— Required task —
Determine the count of lines holding "this" and give that count alone.

[START Material supplied]

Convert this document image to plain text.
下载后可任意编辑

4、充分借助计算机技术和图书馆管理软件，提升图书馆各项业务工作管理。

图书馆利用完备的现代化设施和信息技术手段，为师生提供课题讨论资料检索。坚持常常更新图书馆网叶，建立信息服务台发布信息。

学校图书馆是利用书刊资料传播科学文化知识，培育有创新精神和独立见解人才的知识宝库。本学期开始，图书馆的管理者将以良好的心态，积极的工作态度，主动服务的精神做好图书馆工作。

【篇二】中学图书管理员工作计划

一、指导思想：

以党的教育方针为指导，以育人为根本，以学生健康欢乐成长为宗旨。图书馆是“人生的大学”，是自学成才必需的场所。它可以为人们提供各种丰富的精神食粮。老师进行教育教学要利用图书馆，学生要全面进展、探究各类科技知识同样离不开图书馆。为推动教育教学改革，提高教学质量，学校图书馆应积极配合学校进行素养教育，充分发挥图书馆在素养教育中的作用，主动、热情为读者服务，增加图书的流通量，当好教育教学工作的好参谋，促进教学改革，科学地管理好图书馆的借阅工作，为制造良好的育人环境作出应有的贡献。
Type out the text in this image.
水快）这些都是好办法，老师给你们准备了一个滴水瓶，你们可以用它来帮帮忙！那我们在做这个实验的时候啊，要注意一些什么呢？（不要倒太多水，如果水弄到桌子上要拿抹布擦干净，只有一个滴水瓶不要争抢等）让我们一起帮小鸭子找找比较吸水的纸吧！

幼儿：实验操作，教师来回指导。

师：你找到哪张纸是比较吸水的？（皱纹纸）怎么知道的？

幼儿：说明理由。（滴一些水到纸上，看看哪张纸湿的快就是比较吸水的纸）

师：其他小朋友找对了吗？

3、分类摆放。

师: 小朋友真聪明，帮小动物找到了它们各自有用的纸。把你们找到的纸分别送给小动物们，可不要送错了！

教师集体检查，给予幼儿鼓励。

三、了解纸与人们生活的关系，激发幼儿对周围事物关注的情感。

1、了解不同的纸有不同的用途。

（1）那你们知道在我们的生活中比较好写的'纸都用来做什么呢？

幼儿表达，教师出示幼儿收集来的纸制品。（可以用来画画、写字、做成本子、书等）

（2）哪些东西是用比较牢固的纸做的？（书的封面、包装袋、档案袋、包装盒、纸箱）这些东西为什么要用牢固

[END Material supplied]

— Reply to the task —
2